:: Supplied material

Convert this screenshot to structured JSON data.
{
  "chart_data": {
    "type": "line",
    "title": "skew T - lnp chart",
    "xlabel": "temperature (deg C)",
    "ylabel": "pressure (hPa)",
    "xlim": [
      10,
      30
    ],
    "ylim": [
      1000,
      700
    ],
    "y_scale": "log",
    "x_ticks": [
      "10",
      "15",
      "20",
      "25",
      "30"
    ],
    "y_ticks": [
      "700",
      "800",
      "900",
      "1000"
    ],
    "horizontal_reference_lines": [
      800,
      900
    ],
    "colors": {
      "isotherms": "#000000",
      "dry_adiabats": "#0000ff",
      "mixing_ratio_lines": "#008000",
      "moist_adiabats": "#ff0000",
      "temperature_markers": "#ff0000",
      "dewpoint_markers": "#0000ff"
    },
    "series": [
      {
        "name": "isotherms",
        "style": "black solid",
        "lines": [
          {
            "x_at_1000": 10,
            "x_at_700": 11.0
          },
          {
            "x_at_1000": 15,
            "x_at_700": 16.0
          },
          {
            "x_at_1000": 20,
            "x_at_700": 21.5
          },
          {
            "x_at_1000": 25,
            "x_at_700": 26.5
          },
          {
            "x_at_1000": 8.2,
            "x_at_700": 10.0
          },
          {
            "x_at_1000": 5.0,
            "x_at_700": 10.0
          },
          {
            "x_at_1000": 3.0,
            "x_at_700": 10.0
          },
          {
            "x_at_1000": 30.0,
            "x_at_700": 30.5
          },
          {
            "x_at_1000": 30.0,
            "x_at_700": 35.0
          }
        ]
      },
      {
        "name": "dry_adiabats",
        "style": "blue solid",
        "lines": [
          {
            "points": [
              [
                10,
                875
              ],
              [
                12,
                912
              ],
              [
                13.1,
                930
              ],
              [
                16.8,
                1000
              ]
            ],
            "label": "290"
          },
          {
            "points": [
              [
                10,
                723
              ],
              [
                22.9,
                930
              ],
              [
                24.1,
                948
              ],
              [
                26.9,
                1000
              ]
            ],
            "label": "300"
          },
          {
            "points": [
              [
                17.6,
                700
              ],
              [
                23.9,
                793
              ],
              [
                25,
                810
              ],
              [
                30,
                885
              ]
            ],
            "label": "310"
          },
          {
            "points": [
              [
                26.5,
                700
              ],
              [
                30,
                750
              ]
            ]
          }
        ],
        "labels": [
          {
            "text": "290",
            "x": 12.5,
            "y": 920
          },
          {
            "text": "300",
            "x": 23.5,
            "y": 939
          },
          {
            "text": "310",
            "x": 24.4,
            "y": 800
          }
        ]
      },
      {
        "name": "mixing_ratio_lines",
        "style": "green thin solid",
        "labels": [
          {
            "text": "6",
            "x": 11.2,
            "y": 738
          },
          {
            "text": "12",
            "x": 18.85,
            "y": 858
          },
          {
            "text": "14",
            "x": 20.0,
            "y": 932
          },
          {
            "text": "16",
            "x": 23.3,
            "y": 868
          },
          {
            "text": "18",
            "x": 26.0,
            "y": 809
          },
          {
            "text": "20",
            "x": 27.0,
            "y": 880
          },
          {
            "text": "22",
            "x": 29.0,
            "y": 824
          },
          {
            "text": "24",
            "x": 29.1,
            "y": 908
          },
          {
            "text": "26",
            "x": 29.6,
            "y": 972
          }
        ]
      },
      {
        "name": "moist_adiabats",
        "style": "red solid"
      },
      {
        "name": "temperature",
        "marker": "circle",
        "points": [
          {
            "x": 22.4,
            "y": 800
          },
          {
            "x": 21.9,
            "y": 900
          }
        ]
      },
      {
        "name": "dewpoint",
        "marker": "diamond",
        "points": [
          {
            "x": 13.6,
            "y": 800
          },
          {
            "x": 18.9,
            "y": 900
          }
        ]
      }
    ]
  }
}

::::

Problem to solve: Set down every line of the listing above again, exactly as given.

Correct answer:
Convert this screenshot to structured JSON data.
{
  "chart_data": {
    "type": "line",
    "title": "skew T - lnp chart",
    "xlabel": "temperature (deg C)",
    "ylabel": "pressure (hPa)",
    "xlim": [
      10,
      30
    ],
    "ylim": [
      1000,
      700
    ],
    "y_scale": "log",
    "x_ticks": [
      "10",
      "15",
      "20",
      "25",
      "30"
    ],
    "y_ticks": [
      "700",
      "800",
      "900",
      "1000"
    ],
    "horizontal_reference_lines": [
      800,
      900
    ],
    "colors": {
      "isotherms": "#000000",
      "dry_adiabats": "#0000ff",
      "mixing_ratio_lines": "#008000",
      "moist_adiabats": "#ff0000",
      "temperature_markers": "#ff0000",
      "dewpoint_markers": "#0000ff"
    },
    "series": [
      {
        "name": "isotherms",
        "style": "black solid",
        "lines": [
          {
            "x_at_1000": 10,
            "x_at_700": 11.0
          },
          {
            "x_at_1000": 15,
            "x_at_700": 16.0
          },
          {
            "x_at_1000": 20,
            "x_at_700": 21.5
          },
          {
            "x_at_1000": 25,
            "x_at_700": 26.5
          },
          {
            "x_at_1000": 8.2,
            "x_at_700": 10.0
          },
          {
            "x_at_1000": 5.0,
            "x_at_700": 10.0
          },
          {
            "x_at_1000": 3.0,
            "x_at_700": 10.0
          },
          {
            "x_at_1000": 30.0,
            "x_at_700": 30.5
          },
          {
            "x_at_1000": 30.0,
            "x_at_700": 35.0
          }
        ]
      },
      {
        "name": "dry_adiabats",
        "style": "blue solid",
        "lines": [
          {
            "points": [
              [
                10,
                875
              ],
              [
                12,
                912
              ],
              [
                13.1,
                930
              ],
              [
                16.8,
                1000
              ]
            ],
            "label": "290"
          },
          {
            "points": [
              [
                10,
                723
              ],
              [
                22.9,
                930
              ],
              [
                24.1,
                948
              ],
              [
                26.9,
                1000
              ]
            ],
            "label": "300"
          },
          {
            "points": [
              [
                17.6,
                700
              ],
              [
                23.9,
                793
              ],
              [
                25,
                810
              ],
              [
                30,
                885
              ]
            ],
            "label": "310"
          },
          {
            "points": [
              [
                26.5,
                700
              ],
              [
                30,
                750
              ]
            ]
          }
        ],
        "labels": [
          {
            "text": "290",
            "x": 12.5,
            "y": 920
          },
          {
            "text": "300",
            "x": 23.5,
            "y": 939
          },
          {
            "text": "310",
            "x": 24.4,
            "y": 800
          }
        ]
      },
      {
        "name": "mixing_ratio_lines",
        "style": "green thin solid",
        "labels": [
          {
            "text": "6",
            "x": 11.2,
            "y": 738
          },
          {
            "text": "12",
            "x": 18.85,
            "y": 858
          },
          {
            "text": "14",
            "x": 20.0,
            "y": 932
          },
          {
            "text": "16",
            "x": 23.3,
            "y": 868
          },
          {
            "text": "18",
            "x": 26.0,
            "y": 809
          },
          {
            "text": "20",
            "x": 27.0,
            "y": 880
          },
          {
            "text": "22",
            "x": 29.0,
            "y": 824
          },
          {
            "text": "24",
            "x": 29.1,
            "y": 908
          },
          {
            "text": "26",
            "x": 29.6,
            "y": 972
          }
        ]
      },
      {
        "name": "moist_adiabats",
        "style": "red solid"
      },
      {
        "name": "temperature",
        "marker": "circle",
        "points": [
          {
            "x": 22.4,
            "y": 800
          },
          {
            "x": 21.9,
            "y": 900
          }
        ]
      },
      {
        "name": "dewpoint",
        "marker": "diamond",
        "points": [
          {
            "x": 13.6,
            "y": 800
          },
          {
            "x": 18.9,
            "y": 900
          }
        ]
      }
    ]
  }
}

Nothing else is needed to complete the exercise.